--- Begin ---

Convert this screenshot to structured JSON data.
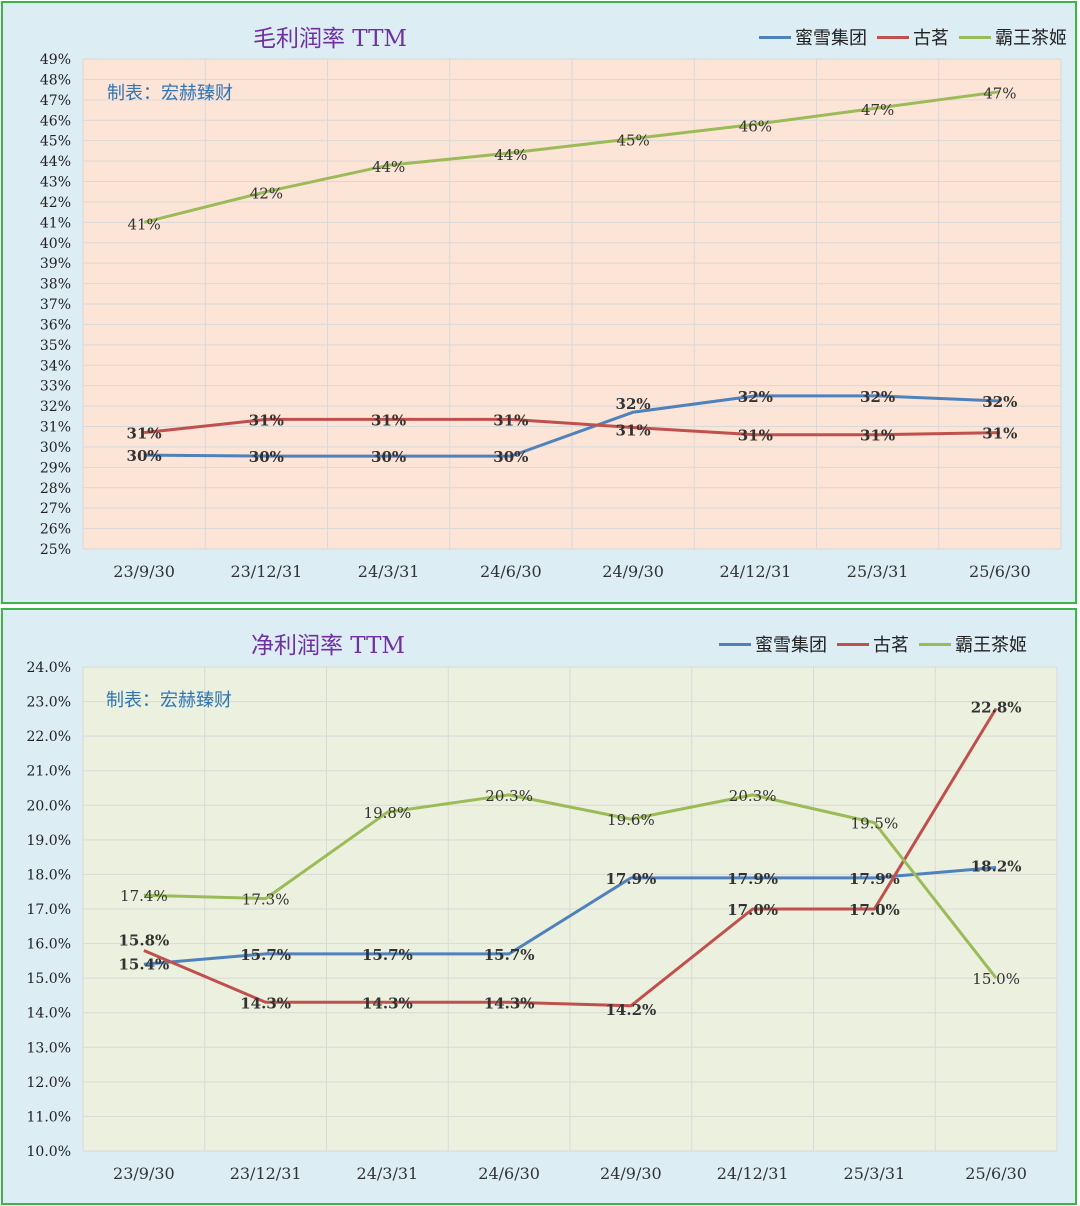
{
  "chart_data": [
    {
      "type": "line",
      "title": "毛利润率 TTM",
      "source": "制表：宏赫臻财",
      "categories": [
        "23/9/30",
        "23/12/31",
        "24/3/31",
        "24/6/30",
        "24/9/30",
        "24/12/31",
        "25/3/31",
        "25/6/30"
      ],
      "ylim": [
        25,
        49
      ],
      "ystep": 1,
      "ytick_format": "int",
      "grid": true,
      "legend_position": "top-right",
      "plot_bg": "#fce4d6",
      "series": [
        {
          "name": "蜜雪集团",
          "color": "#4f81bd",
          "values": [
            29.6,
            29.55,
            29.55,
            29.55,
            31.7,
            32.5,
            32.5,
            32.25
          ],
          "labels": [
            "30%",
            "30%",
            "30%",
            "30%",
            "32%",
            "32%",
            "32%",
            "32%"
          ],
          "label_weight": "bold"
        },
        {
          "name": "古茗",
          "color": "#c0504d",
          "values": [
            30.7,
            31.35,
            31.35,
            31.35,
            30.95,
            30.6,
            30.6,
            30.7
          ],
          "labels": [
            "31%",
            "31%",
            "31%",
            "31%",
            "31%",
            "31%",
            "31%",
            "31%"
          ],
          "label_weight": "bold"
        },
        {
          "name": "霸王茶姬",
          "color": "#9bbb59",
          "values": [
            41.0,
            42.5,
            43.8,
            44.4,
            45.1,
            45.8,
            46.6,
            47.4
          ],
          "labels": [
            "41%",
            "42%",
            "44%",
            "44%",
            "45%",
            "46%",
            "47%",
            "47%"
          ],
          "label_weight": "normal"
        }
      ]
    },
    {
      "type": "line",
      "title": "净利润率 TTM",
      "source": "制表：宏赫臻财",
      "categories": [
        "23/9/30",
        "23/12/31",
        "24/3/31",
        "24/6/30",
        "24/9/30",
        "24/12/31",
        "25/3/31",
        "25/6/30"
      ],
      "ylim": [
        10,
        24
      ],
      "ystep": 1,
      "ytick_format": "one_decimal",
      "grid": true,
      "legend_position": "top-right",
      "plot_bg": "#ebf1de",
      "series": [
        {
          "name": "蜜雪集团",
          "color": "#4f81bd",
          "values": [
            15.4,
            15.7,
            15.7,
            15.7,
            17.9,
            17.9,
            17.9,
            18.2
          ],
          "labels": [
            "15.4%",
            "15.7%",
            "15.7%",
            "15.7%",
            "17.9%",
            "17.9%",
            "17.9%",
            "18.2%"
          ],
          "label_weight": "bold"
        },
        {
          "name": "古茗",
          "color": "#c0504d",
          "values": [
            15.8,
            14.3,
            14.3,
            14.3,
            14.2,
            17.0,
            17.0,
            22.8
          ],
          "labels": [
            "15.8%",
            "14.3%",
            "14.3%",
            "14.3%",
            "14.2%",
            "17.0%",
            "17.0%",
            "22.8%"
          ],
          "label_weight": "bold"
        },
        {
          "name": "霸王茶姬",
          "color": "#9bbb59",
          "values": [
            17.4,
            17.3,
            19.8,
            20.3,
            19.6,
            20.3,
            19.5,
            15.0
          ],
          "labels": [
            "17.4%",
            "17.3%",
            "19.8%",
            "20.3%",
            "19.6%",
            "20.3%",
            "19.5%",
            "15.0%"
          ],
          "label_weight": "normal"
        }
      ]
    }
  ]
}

--- End ---
--- Begin ---

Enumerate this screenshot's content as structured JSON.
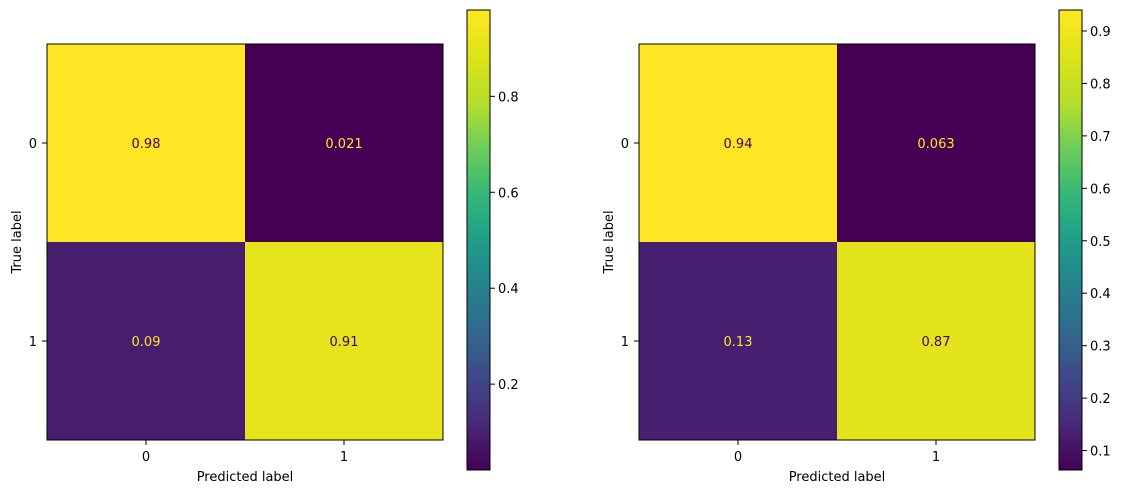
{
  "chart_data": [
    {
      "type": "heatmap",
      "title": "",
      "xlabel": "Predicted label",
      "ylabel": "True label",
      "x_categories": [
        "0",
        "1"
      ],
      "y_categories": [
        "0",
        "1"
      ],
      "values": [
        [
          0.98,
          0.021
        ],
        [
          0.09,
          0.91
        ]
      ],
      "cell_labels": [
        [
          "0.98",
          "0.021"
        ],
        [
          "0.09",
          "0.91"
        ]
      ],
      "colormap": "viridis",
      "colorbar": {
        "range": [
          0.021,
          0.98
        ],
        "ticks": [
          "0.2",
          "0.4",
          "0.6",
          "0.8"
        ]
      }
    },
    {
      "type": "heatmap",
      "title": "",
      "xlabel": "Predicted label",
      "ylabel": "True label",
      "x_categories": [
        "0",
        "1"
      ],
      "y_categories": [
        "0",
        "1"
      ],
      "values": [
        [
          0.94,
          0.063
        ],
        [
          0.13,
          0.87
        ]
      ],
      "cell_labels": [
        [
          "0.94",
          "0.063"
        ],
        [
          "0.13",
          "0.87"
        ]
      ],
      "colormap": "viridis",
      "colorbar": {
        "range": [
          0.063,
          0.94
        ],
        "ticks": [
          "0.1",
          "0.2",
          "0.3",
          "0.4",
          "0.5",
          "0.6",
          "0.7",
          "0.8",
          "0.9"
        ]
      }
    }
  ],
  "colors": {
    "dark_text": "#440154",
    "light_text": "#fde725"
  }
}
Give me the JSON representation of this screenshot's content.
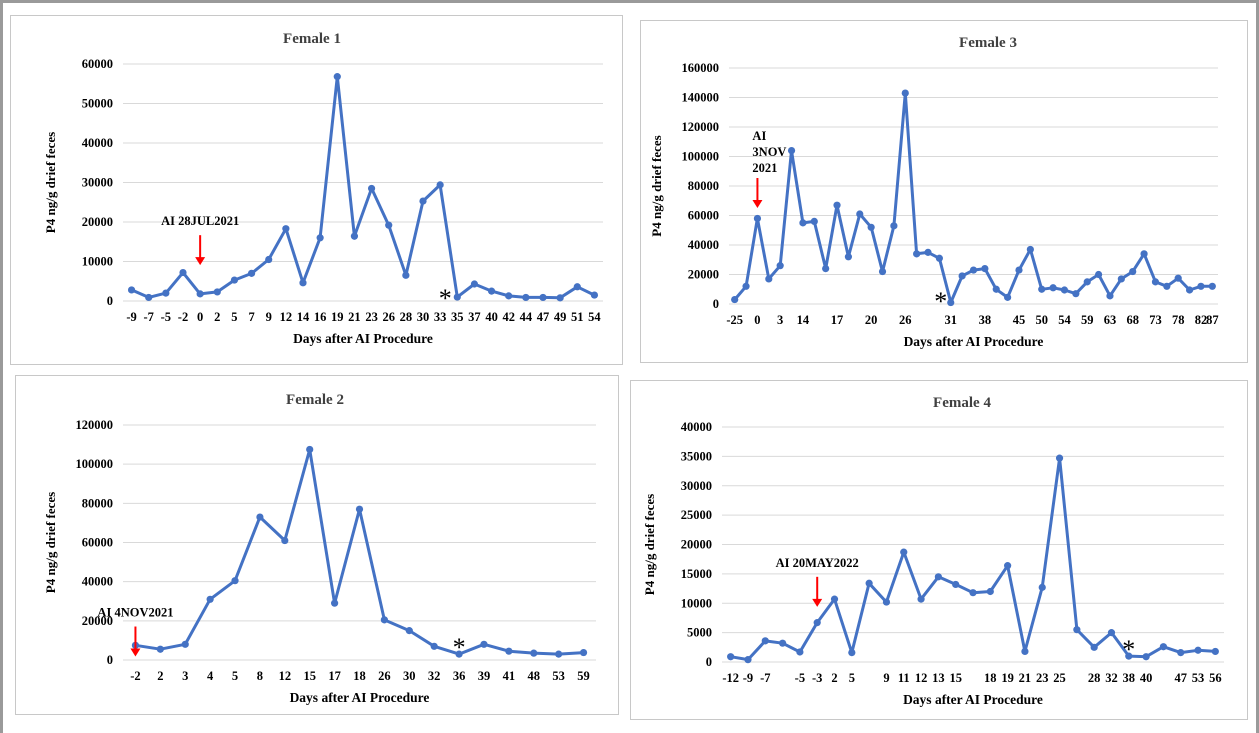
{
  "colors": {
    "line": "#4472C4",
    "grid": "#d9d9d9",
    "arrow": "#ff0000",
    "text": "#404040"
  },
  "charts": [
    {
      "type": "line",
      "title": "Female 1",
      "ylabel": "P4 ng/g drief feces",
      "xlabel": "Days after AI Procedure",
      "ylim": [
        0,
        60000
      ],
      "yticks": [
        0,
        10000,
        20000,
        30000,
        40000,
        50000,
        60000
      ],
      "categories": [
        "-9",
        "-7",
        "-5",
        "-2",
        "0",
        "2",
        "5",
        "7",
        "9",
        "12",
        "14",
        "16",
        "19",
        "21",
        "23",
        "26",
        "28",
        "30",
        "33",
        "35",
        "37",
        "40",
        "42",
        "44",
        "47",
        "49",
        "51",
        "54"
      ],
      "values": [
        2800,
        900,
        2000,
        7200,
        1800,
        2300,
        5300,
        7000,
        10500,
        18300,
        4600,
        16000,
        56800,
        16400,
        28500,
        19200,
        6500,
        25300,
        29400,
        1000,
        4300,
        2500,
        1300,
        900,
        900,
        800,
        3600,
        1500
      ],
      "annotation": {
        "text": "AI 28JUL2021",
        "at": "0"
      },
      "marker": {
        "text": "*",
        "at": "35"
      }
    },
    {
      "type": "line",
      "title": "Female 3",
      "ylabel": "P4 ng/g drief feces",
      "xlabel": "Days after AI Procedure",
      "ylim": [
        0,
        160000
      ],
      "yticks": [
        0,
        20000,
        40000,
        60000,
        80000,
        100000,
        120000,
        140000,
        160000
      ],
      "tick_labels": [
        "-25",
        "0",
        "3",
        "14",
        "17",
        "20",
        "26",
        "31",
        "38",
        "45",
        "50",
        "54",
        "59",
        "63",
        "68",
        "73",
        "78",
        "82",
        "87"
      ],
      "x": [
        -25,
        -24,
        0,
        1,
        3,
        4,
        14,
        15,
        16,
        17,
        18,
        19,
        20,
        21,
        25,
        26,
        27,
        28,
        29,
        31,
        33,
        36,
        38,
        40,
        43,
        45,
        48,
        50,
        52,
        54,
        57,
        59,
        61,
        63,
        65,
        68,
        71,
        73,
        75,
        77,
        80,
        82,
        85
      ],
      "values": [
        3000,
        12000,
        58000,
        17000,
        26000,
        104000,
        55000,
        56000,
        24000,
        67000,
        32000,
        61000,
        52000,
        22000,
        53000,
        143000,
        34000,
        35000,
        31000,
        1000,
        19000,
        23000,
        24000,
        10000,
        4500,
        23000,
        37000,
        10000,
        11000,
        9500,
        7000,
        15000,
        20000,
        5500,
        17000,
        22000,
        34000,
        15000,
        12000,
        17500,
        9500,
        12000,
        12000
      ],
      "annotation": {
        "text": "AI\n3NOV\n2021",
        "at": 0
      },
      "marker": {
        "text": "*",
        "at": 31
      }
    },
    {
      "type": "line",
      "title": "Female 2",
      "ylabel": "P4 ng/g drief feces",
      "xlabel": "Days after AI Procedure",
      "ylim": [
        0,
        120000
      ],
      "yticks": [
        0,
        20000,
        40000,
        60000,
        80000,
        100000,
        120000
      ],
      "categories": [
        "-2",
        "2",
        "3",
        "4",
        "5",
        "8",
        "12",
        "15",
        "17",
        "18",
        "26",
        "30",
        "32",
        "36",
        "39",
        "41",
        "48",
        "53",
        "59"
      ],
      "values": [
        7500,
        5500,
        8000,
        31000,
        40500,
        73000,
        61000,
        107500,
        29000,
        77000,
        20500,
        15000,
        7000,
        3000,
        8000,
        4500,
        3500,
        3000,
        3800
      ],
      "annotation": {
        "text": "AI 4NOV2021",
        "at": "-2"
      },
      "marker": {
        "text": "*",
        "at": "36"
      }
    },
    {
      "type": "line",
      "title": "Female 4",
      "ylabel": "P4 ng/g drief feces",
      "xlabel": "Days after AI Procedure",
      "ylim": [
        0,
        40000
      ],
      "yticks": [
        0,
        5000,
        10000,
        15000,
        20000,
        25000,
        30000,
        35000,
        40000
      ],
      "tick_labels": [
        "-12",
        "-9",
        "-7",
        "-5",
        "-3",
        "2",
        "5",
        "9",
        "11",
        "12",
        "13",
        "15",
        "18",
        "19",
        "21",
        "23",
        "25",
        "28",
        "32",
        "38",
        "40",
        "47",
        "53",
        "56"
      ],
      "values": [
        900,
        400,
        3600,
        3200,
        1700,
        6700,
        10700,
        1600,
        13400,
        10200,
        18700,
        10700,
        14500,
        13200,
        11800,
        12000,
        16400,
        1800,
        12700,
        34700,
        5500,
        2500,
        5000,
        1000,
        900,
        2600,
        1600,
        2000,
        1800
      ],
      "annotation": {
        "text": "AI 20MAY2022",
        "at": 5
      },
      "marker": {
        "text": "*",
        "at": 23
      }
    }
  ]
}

--- End ---

Read the data above. Pull out each line in which the string "this" appears.

▶ _Finished exercise_:
Convert this screenshot to structured JSON data.
Enumerate this screenshot's content as structured JSON.
Give me the JSON representation of this screenshot's content.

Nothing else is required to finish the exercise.